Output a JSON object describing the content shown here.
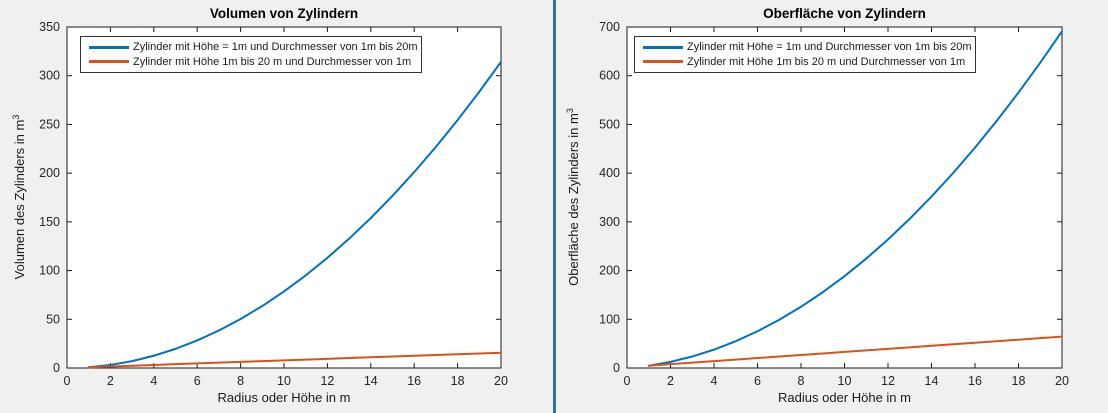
{
  "figure": {
    "background": "#f0f0f0",
    "separator_color": "#35719f",
    "axis_color": "#1a1a1a",
    "tick_label_color": "#262626",
    "plot_background": "#ffffff"
  },
  "chart_data": [
    {
      "type": "line",
      "title": "Volumen von Zylindern",
      "xlabel": "Radius oder Höhe in m",
      "ylabel": "Volumen des Zylinders in m",
      "ylabel_sup": "3",
      "xlim": [
        0,
        20
      ],
      "ylim": [
        0,
        350
      ],
      "xticks": [
        0,
        2,
        4,
        6,
        8,
        10,
        12,
        14,
        16,
        18,
        20
      ],
      "yticks": [
        0,
        50,
        100,
        150,
        200,
        250,
        300,
        350
      ],
      "grid": false,
      "legend_position": "top-left-inside",
      "x": [
        1,
        2,
        3,
        4,
        5,
        6,
        7,
        8,
        9,
        10,
        11,
        12,
        13,
        14,
        15,
        16,
        17,
        18,
        19,
        20
      ],
      "series": [
        {
          "name": "Zylinder mit Höhe = 1m und Durchmesser von 1m bis 20m",
          "color": "#0072BD",
          "values": [
            0.79,
            3.14,
            7.07,
            12.57,
            19.63,
            28.27,
            38.48,
            50.27,
            63.62,
            78.54,
            95.03,
            113.1,
            132.73,
            153.94,
            176.71,
            201.06,
            226.98,
            254.47,
            283.53,
            314.16
          ]
        },
        {
          "name": "Zylinder mit Höhe 1m bis 20 m und Durchmesser von 1m",
          "color": "#D95319",
          "values": [
            0.79,
            1.57,
            2.36,
            3.14,
            3.93,
            4.71,
            5.5,
            6.28,
            7.07,
            7.85,
            8.64,
            9.42,
            10.21,
            11.0,
            11.78,
            12.57,
            13.35,
            14.14,
            14.92,
            15.71
          ]
        }
      ]
    },
    {
      "type": "line",
      "title": "Oberfläche von Zylindern",
      "xlabel": "Radius oder Höhe in m",
      "ylabel": "Oberfläche des Zylinders in m",
      "ylabel_sup": "3",
      "xlim": [
        0,
        20
      ],
      "ylim": [
        0,
        700
      ],
      "xticks": [
        0,
        2,
        4,
        6,
        8,
        10,
        12,
        14,
        16,
        18,
        20
      ],
      "yticks": [
        0,
        100,
        200,
        300,
        400,
        500,
        600,
        700
      ],
      "grid": false,
      "legend_position": "top-left-inside",
      "x": [
        1,
        2,
        3,
        4,
        5,
        6,
        7,
        8,
        9,
        10,
        11,
        12,
        13,
        14,
        15,
        16,
        17,
        18,
        19,
        20
      ],
      "series": [
        {
          "name": "Zylinder mit Höhe = 1m und Durchmesser von 1m bis 20m",
          "color": "#0072BD",
          "values": [
            4.71,
            12.57,
            23.56,
            37.7,
            54.98,
            75.4,
            98.96,
            125.66,
            155.51,
            188.5,
            224.62,
            263.89,
            306.31,
            351.86,
            400.55,
            452.39,
            507.37,
            565.49,
            626.75,
            691.15
          ]
        },
        {
          "name": "Zylinder mit Höhe 1m bis 20 m und Durchmesser von 1m",
          "color": "#D95319",
          "values": [
            4.71,
            7.85,
            11.0,
            14.14,
            17.28,
            20.42,
            23.56,
            26.7,
            29.85,
            32.99,
            36.13,
            39.27,
            42.41,
            45.55,
            48.69,
            51.84,
            54.98,
            58.12,
            61.26,
            64.4
          ]
        }
      ]
    }
  ]
}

+--

Exclude the images, then output the data above word for word.

◆ SOLUTION
Output a JSON object describing the content shown here.
{
  "figure": {
    "background": "#f0f0f0",
    "separator_color": "#35719f",
    "axis_color": "#1a1a1a",
    "tick_label_color": "#262626",
    "plot_background": "#ffffff"
  },
  "chart_data": [
    {
      "type": "line",
      "title": "Volumen von Zylindern",
      "xlabel": "Radius oder Höhe in m",
      "ylabel": "Volumen des Zylinders in m",
      "ylabel_sup": "3",
      "xlim": [
        0,
        20
      ],
      "ylim": [
        0,
        350
      ],
      "xticks": [
        0,
        2,
        4,
        6,
        8,
        10,
        12,
        14,
        16,
        18,
        20
      ],
      "yticks": [
        0,
        50,
        100,
        150,
        200,
        250,
        300,
        350
      ],
      "grid": false,
      "legend_position": "top-left-inside",
      "x": [
        1,
        2,
        3,
        4,
        5,
        6,
        7,
        8,
        9,
        10,
        11,
        12,
        13,
        14,
        15,
        16,
        17,
        18,
        19,
        20
      ],
      "series": [
        {
          "name": "Zylinder mit Höhe = 1m und Durchmesser von 1m bis 20m",
          "color": "#0072BD",
          "values": [
            0.79,
            3.14,
            7.07,
            12.57,
            19.63,
            28.27,
            38.48,
            50.27,
            63.62,
            78.54,
            95.03,
            113.1,
            132.73,
            153.94,
            176.71,
            201.06,
            226.98,
            254.47,
            283.53,
            314.16
          ]
        },
        {
          "name": "Zylinder mit Höhe 1m bis 20 m und Durchmesser von 1m",
          "color": "#D95319",
          "values": [
            0.79,
            1.57,
            2.36,
            3.14,
            3.93,
            4.71,
            5.5,
            6.28,
            7.07,
            7.85,
            8.64,
            9.42,
            10.21,
            11.0,
            11.78,
            12.57,
            13.35,
            14.14,
            14.92,
            15.71
          ]
        }
      ]
    },
    {
      "type": "line",
      "title": "Oberfläche von Zylindern",
      "xlabel": "Radius oder Höhe in m",
      "ylabel": "Oberfläche des Zylinders in m",
      "ylabel_sup": "3",
      "xlim": [
        0,
        20
      ],
      "ylim": [
        0,
        700
      ],
      "xticks": [
        0,
        2,
        4,
        6,
        8,
        10,
        12,
        14,
        16,
        18,
        20
      ],
      "yticks": [
        0,
        100,
        200,
        300,
        400,
        500,
        600,
        700
      ],
      "grid": false,
      "legend_position": "top-left-inside",
      "x": [
        1,
        2,
        3,
        4,
        5,
        6,
        7,
        8,
        9,
        10,
        11,
        12,
        13,
        14,
        15,
        16,
        17,
        18,
        19,
        20
      ],
      "series": [
        {
          "name": "Zylinder mit Höhe = 1m und Durchmesser von 1m bis 20m",
          "color": "#0072BD",
          "values": [
            4.71,
            12.57,
            23.56,
            37.7,
            54.98,
            75.4,
            98.96,
            125.66,
            155.51,
            188.5,
            224.62,
            263.89,
            306.31,
            351.86,
            400.55,
            452.39,
            507.37,
            565.49,
            626.75,
            691.15
          ]
        },
        {
          "name": "Zylinder mit Höhe 1m bis 20 m und Durchmesser von 1m",
          "color": "#D95319",
          "values": [
            4.71,
            7.85,
            11.0,
            14.14,
            17.28,
            20.42,
            23.56,
            26.7,
            29.85,
            32.99,
            36.13,
            39.27,
            42.41,
            45.55,
            48.69,
            51.84,
            54.98,
            58.12,
            61.26,
            64.4
          ]
        }
      ]
    }
  ]
}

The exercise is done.